Problem requirements: Return each line of the material verbatim.

[Data records]
╭──
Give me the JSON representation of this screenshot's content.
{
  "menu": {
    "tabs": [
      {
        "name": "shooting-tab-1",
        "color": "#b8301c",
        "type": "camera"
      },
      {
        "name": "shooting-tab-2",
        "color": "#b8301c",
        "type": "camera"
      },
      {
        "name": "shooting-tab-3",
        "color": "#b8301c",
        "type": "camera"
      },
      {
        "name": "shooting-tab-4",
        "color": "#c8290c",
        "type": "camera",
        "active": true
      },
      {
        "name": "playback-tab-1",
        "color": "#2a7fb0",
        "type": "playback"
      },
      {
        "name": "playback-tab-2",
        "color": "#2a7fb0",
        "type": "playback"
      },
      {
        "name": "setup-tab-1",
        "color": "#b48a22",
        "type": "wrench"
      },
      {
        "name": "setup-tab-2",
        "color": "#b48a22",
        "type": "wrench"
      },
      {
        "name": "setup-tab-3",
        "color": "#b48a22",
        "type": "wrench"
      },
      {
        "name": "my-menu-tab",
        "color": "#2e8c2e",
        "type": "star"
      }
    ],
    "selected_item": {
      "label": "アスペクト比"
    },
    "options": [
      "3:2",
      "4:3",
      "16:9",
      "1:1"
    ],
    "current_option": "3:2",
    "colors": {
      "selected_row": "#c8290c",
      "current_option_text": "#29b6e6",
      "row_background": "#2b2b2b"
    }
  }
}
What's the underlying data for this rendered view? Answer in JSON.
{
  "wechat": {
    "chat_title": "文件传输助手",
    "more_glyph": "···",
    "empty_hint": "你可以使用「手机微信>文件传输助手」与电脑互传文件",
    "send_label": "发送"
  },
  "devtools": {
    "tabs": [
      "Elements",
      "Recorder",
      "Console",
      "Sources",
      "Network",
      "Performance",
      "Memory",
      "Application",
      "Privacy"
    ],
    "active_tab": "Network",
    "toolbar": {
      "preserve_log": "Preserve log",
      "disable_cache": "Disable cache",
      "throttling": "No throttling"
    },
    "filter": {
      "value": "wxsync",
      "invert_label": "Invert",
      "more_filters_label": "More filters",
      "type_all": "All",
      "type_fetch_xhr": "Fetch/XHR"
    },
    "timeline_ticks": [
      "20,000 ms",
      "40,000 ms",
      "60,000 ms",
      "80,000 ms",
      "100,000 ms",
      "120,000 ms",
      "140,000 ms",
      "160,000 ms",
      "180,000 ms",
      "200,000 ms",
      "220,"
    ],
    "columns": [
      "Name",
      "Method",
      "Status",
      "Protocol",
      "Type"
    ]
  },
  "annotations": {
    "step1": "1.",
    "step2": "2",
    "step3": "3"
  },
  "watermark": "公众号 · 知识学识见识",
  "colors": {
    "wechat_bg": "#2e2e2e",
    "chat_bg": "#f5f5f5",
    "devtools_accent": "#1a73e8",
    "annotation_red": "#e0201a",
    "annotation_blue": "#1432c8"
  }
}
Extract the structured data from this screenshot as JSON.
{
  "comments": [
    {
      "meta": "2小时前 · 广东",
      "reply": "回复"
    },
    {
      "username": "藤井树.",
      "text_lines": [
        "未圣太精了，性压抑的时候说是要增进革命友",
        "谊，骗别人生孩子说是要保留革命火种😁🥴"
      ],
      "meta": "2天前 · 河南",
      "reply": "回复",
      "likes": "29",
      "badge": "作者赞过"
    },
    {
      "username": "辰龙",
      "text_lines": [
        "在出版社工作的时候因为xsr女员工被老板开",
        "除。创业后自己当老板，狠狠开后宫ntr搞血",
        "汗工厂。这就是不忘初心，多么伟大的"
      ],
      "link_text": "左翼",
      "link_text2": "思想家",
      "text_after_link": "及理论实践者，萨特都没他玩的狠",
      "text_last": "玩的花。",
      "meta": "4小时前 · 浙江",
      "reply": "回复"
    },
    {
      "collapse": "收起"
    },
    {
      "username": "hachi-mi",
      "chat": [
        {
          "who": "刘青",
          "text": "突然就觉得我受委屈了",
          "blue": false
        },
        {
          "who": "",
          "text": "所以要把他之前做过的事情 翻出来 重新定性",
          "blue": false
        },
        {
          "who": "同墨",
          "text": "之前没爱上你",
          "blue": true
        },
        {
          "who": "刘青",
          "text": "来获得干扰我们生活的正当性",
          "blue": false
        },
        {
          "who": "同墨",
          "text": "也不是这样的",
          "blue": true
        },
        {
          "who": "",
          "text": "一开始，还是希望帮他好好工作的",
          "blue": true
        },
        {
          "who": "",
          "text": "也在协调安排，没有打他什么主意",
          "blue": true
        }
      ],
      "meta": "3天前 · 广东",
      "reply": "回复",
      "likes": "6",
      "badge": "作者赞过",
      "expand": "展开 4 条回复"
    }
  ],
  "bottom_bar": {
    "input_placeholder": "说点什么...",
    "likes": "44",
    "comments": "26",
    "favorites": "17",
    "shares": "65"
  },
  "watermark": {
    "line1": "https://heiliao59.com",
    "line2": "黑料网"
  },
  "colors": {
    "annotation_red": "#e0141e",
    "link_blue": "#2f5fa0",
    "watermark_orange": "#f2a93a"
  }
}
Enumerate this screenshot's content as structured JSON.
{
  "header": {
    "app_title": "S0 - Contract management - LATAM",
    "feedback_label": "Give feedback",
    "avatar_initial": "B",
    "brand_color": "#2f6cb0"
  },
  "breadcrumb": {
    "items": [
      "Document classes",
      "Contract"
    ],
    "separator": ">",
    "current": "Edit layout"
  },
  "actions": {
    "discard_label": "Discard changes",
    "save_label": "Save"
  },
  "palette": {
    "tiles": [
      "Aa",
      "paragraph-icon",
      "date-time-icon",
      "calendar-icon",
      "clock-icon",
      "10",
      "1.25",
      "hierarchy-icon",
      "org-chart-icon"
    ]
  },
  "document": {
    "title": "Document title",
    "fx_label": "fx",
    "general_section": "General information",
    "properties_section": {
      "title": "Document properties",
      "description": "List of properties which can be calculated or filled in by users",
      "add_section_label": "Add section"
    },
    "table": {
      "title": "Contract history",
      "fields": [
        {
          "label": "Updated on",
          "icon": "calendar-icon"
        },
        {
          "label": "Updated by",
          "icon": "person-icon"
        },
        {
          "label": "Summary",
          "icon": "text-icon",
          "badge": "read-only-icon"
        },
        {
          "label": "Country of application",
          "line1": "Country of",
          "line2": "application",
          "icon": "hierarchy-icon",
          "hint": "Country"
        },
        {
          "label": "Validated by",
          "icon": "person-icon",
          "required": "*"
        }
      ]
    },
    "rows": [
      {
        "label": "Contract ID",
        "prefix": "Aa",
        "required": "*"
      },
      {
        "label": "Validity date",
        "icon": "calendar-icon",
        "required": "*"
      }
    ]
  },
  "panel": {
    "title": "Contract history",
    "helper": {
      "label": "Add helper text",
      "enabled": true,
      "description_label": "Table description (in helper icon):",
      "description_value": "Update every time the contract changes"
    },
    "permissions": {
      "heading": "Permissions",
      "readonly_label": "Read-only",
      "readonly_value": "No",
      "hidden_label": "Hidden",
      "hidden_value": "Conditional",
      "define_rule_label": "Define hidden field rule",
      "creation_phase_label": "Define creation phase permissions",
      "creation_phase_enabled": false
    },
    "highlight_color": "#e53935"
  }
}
╰──
Answer in full:
Give me the JSON representation of this screenshot's content.
{
  "menu": {
    "tabs": [
      {
        "name": "shooting-tab-1",
        "color": "#b8301c",
        "type": "camera"
      },
      {
        "name": "shooting-tab-2",
        "color": "#b8301c",
        "type": "camera"
      },
      {
        "name": "shooting-tab-3",
        "color": "#b8301c",
        "type": "camera"
      },
      {
        "name": "shooting-tab-4",
        "color": "#c8290c",
        "type": "camera",
        "active": true
      },
      {
        "name": "playback-tab-1",
        "color": "#2a7fb0",
        "type": "playback"
      },
      {
        "name": "playback-tab-2",
        "color": "#2a7fb0",
        "type": "playback"
      },
      {
        "name": "setup-tab-1",
        "color": "#b48a22",
        "type": "wrench"
      },
      {
        "name": "setup-tab-2",
        "color": "#b48a22",
        "type": "wrench"
      },
      {
        "name": "setup-tab-3",
        "color": "#b48a22",
        "type": "wrench"
      },
      {
        "name": "my-menu-tab",
        "color": "#2e8c2e",
        "type": "star"
      }
    ],
    "selected_item": {
      "label": "アスペクト比"
    },
    "options": [
      "3:2",
      "4:3",
      "16:9",
      "1:1"
    ],
    "current_option": "3:2",
    "colors": {
      "selected_row": "#c8290c",
      "current_option_text": "#29b6e6",
      "row_background": "#2b2b2b"
    }
  }
}
What's the underlying data for this rendered view? Answer in JSON.
{
  "wechat": {
    "chat_title": "文件传输助手",
    "more_glyph": "···",
    "empty_hint": "你可以使用「手机微信>文件传输助手」与电脑互传文件",
    "send_label": "发送"
  },
  "devtools": {
    "tabs": [
      "Elements",
      "Recorder",
      "Console",
      "Sources",
      "Network",
      "Performance",
      "Memory",
      "Application",
      "Privacy"
    ],
    "active_tab": "Network",
    "toolbar": {
      "preserve_log": "Preserve log",
      "disable_cache": "Disable cache",
      "throttling": "No throttling"
    },
    "filter": {
      "value": "wxsync",
      "invert_label": "Invert",
      "more_filters_label": "More filters",
      "type_all": "All",
      "type_fetch_xhr": "Fetch/XHR"
    },
    "timeline_ticks": [
      "20,000 ms",
      "40,000 ms",
      "60,000 ms",
      "80,000 ms",
      "100,000 ms",
      "120,000 ms",
      "140,000 ms",
      "160,000 ms",
      "180,000 ms",
      "200,000 ms",
      "220,"
    ],
    "columns": [
      "Name",
      "Method",
      "Status",
      "Protocol",
      "Type"
    ]
  },
  "annotations": {
    "step1": "1.",
    "step2": "2",
    "step3": "3"
  },
  "watermark": "公众号 · 知识学识见识",
  "colors": {
    "wechat_bg": "#2e2e2e",
    "chat_bg": "#f5f5f5",
    "devtools_accent": "#1a73e8",
    "annotation_red": "#e0201a",
    "annotation_blue": "#1432c8"
  }
}
Extract the structured data from this screenshot as JSON.
{
  "comments": [
    {
      "meta": "2小时前 · 广东",
      "reply": "回复"
    },
    {
      "username": "藤井树.",
      "text_lines": [
        "未圣太精了，性压抑的时候说是要增进革命友",
        "谊，骗别人生孩子说是要保留革命火种😁🥴"
      ],
      "meta": "2天前 · 河南",
      "reply": "回复",
      "likes": "29",
      "badge": "作者赞过"
    },
    {
      "username": "辰龙",
      "text_lines": [
        "在出版社工作的时候因为xsr女员工被老板开",
        "除。创业后自己当老板，狠狠开后宫ntr搞血",
        "汗工厂。这就是不忘初心，多么伟大的"
      ],
      "link_text": "左翼",
      "link_text2": "思想家",
      "text_after_link": "及理论实践者，萨特都没他玩的狠",
      "text_last": "玩的花。",
      "meta": "4小时前 · 浙江",
      "reply": "回复"
    },
    {
      "collapse": "收起"
    },
    {
      "username": "hachi-mi",
      "chat": [
        {
          "who": "刘青",
          "text": "突然就觉得我受委屈了",
          "blue": false
        },
        {
          "who": "",
          "text": "所以要把他之前做过的事情 翻出来 重新定性",
          "blue": false
        },
        {
          "who": "同墨",
          "text": "之前没爱上你",
          "blue": true
        },
        {
          "who": "刘青",
          "text": "来获得干扰我们生活的正当性",
          "blue": false
        },
        {
          "who": "同墨",
          "text": "也不是这样的",
          "blue": true
        },
        {
          "who": "",
          "text": "一开始，还是希望帮他好好工作的",
          "blue": true
        },
        {
          "who": "",
          "text": "也在协调安排，没有打他什么主意",
          "blue": true
        }
      ],
      "meta": "3天前 · 广东",
      "reply": "回复",
      "likes": "6",
      "badge": "作者赞过",
      "expand": "展开 4 条回复"
    }
  ],
  "bottom_bar": {
    "input_placeholder": "说点什么...",
    "likes": "44",
    "comments": "26",
    "favorites": "17",
    "shares": "65"
  },
  "watermark": {
    "line1": "https://heiliao59.com",
    "line2": "黑料网"
  },
  "colors": {
    "annotation_red": "#e0141e",
    "link_blue": "#2f5fa0",
    "watermark_orange": "#f2a93a"
  }
}
Enumerate this screenshot's content as structured JSON.
{
  "header": {
    "app_title": "S0 - Contract management - LATAM",
    "feedback_label": "Give feedback",
    "avatar_initial": "B",
    "brand_color": "#2f6cb0"
  },
  "breadcrumb": {
    "items": [
      "Document classes",
      "Contract"
    ],
    "separator": ">",
    "current": "Edit layout"
  },
  "actions": {
    "discard_label": "Discard changes",
    "save_label": "Save"
  },
  "palette": {
    "tiles": [
      "Aa",
      "paragraph-icon",
      "date-time-icon",
      "calendar-icon",
      "clock-icon",
      "10",
      "1.25",
      "hierarchy-icon",
      "org-chart-icon"
    ]
  },
  "document": {
    "title": "Document title",
    "fx_label": "fx",
    "general_section": "General information",
    "properties_section": {
      "title": "Document properties",
      "description": "List of properties which can be calculated or filled in by users",
      "add_section_label": "Add section"
    },
    "table": {
      "title": "Contract history",
      "fields": [
        {
          "label": "Updated on",
          "icon": "calendar-icon"
        },
        {
          "label": "Updated by",
          "icon": "person-icon"
        },
        {
          "label": "Summary",
          "icon": "text-icon",
          "badge": "read-only-icon"
        },
        {
          "label": "Country of application",
          "line1": "Country of",
          "line2": "application",
          "icon": "hierarchy-icon",
          "hint": "Country"
        },
        {
          "label": "Validated by",
          "icon": "person-icon",
          "required": "*"
        }
      ]
    },
    "rows": [
      {
        "label": "Contract ID",
        "prefix": "Aa",
        "required": "*"
      },
      {
        "label": "Validity date",
        "icon": "calendar-icon",
        "required": "*"
      }
    ]
  },
  "panel": {
    "title": "Contract history",
    "helper": {
      "label": "Add helper text",
      "enabled": true,
      "description_label": "Table description (in helper icon):",
      "description_value": "Update every time the contract changes"
    },
    "permissions": {
      "heading": "Permissions",
      "readonly_label": "Read-only",
      "readonly_value": "No",
      "hidden_label": "Hidden",
      "hidden_value": "Conditional",
      "define_rule_label": "Define hidden field rule",
      "creation_phase_label": "Define creation phase permissions",
      "creation_phase_enabled": false
    },
    "highlight_color": "#e53935"
  }
}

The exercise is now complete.